EXCERPTED DATA:
▽
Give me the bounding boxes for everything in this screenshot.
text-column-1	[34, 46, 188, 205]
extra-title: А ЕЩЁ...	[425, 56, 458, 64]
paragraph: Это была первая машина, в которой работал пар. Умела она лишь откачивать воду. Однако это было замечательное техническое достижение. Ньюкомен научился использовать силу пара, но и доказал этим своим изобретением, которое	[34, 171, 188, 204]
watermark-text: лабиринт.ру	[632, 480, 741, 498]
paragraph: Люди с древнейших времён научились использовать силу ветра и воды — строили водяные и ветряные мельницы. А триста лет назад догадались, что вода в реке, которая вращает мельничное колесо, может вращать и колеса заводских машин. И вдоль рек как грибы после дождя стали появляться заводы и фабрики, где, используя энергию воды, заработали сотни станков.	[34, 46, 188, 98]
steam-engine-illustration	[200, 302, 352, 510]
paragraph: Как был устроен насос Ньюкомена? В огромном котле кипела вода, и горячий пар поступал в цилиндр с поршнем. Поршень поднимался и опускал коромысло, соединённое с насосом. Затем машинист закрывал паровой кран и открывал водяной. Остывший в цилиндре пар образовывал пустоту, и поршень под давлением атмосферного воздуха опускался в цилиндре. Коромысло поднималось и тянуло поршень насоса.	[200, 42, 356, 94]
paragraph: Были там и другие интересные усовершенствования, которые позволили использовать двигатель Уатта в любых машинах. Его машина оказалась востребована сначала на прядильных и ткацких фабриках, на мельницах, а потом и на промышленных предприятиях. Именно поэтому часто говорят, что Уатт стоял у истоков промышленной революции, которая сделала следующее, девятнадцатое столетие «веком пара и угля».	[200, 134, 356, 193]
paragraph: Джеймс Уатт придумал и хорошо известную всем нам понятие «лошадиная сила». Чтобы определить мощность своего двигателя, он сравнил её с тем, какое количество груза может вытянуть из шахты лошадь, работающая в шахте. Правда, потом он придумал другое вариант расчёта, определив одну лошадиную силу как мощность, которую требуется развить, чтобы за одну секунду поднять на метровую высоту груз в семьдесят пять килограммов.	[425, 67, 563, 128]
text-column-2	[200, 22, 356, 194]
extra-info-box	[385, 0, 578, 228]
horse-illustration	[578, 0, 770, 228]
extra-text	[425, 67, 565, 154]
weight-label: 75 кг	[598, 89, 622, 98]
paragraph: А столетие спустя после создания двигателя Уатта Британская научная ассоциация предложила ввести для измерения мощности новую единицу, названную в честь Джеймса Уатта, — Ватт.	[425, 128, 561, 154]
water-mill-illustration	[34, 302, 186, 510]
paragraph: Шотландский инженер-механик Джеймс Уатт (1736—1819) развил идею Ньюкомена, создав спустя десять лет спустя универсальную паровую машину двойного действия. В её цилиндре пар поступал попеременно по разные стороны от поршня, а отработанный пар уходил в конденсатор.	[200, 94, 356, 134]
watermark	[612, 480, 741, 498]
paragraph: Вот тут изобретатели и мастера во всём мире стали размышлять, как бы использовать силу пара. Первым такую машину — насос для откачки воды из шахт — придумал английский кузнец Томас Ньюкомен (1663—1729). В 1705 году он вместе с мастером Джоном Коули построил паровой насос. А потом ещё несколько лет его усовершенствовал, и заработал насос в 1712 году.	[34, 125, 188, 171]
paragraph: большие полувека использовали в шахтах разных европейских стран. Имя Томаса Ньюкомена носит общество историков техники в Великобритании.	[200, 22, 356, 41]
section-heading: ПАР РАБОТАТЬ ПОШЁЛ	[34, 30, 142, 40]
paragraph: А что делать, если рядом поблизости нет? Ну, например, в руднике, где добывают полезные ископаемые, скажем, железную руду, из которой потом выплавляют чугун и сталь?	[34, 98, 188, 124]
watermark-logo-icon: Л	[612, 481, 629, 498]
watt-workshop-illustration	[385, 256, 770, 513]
△
BRIEF:
Present the rows above as a Markdown table with two columns, Number and Content, putting each row's number and its full wording side by side and skipping any blank lines.

FULL ANSWER:
| Number | Content |
|---|---|
| 1 | Give me the bounding boxes for everything in this screenshot. |
| 2 | text-column-1	[34, 46, 188, 205] |
| 3 | extra-title: А ЕЩЁ...	[425, 56, 458, 64] |
| 4 | paragraph: Это была первая машина, в которой работал пар. Умела она лишь откачивать воду. Однако это было замечательное техническое достижение. Ньюкомен научился использовать силу пара, но и доказал этим своим изобретением, которое	[34, 171, 188, 204] |
| 5 | watermark-text: лабиринт.ру	[632, 480, 741, 498] |
| 6 | paragraph: Люди с древнейших времён научились использовать силу ветра и воды — строили водяные и ветряные мельницы. А триста лет назад догадались, что вода в реке, которая вращает мельничное колесо, может вращать и колеса заводских машин. И вдоль рек как грибы после дождя стали появляться заводы и фабрики, где, используя энергию воды, заработали сотни станков.	[34, 46, 188, 98] |
| 7 | steam-engine-illustration	[200, 302, 352, 510] |
| 8 | paragraph: Как был устроен насос Ньюкомена? В огромном котле кипела вода, и горячий пар поступал в цилиндр с поршнем. Поршень поднимался и опускал коромысло, соединённое с насосом. Затем машинист закрывал паровой кран и открывал водяной. Остывший в цилиндре пар образовывал пустоту, и поршень под давлением атмосферного воздуха опускался в цилиндре. Коромысло поднималось и тянуло поршень насоса.	[200, 42, 356, 94] |
| 9 | paragraph: Были там и другие интересные усовершенствования, которые позволили использовать двигатель Уатта в любых машинах. Его машина оказалась востребована сначала на прядильных и ткацких фабриках, на мельницах, а потом и на промышленных предприятиях. Именно поэтому часто говорят, что Уатт стоял у истоков промышленной революции, которая сделала следующее, девятнадцатое столетие «веком пара и угля».	[200, 134, 356, 193] |
| 10 | paragraph: Джеймс Уатт придумал и хорошо известную всем нам понятие «лошадиная сила». Чтобы определить мощность своего двигателя, он сравнил её с тем, какое количество груза может вытянуть из шахты лошадь, работающая в шахте. Правда, потом он придумал другое вариант расчёта, определив одну лошадиную силу как мощность, которую требуется развить, чтобы за одну секунду поднять на метровую высоту груз в семьдесят пять килограммов.	[425, 67, 563, 128] |
| 11 | text-column-2	[200, 22, 356, 194] |
| 12 | extra-info-box	[385, 0, 578, 228] |
| 13 | horse-illustration	[578, 0, 770, 228] |
| 14 | extra-text	[425, 67, 565, 154] |
| 15 | weight-label: 75 кг	[598, 89, 622, 98] |
| 16 | paragraph: А столетие спустя после создания двигателя Уатта Британская научная ассоциация предложила ввести для измерения мощности новую единицу, названную в честь Джеймса Уатта, — Ватт.	[425, 128, 561, 154] |
| 17 | water-mill-illustration	[34, 302, 186, 510] |
| 18 | paragraph: Шотландский инженер-механик Джеймс Уатт (1736—1819) развил идею Ньюкомена, создав спустя десять лет спустя универсальную паровую машину двойного действия. В её цилиндре пар поступал попеременно по разные стороны от поршня, а отработанный пар уходил в конденсатор.	[200, 94, 356, 134] |
| 19 | watermark	[612, 480, 741, 498] |
| 20 | paragraph: Вот тут изобретатели и мастера во всём мире стали размышлять, как бы использовать силу пара. Первым такую машину — насос для откачки воды из шахт — придумал английский кузнец Томас Ньюкомен (1663—1729). В 1705 году он вместе с мастером Джоном Коули построил паровой насос. А потом ещё несколько лет его усовершенствовал, и заработал насос в 1712 году.	[34, 125, 188, 171] |
| 21 | paragraph: большие полувека использовали в шахтах разных европейских стран. Имя Томаса Ньюкомена носит общество историков техники в Великобритании.	[200, 22, 356, 41] |
| 22 | section-heading: ПАР РАБОТАТЬ ПОШЁЛ	[34, 30, 142, 40] |
| 23 | paragraph: А что делать, если рядом поблизости нет? Ну, например, в руднике, где добывают полезные ископаемые, скажем, железную руду, из которой потом выплавляют чугун и сталь?	[34, 98, 188, 124] |
| 24 | watermark-logo-icon: Л	[612, 481, 629, 498] |
| 25 | watt-workshop-illustration	[385, 256, 770, 513] |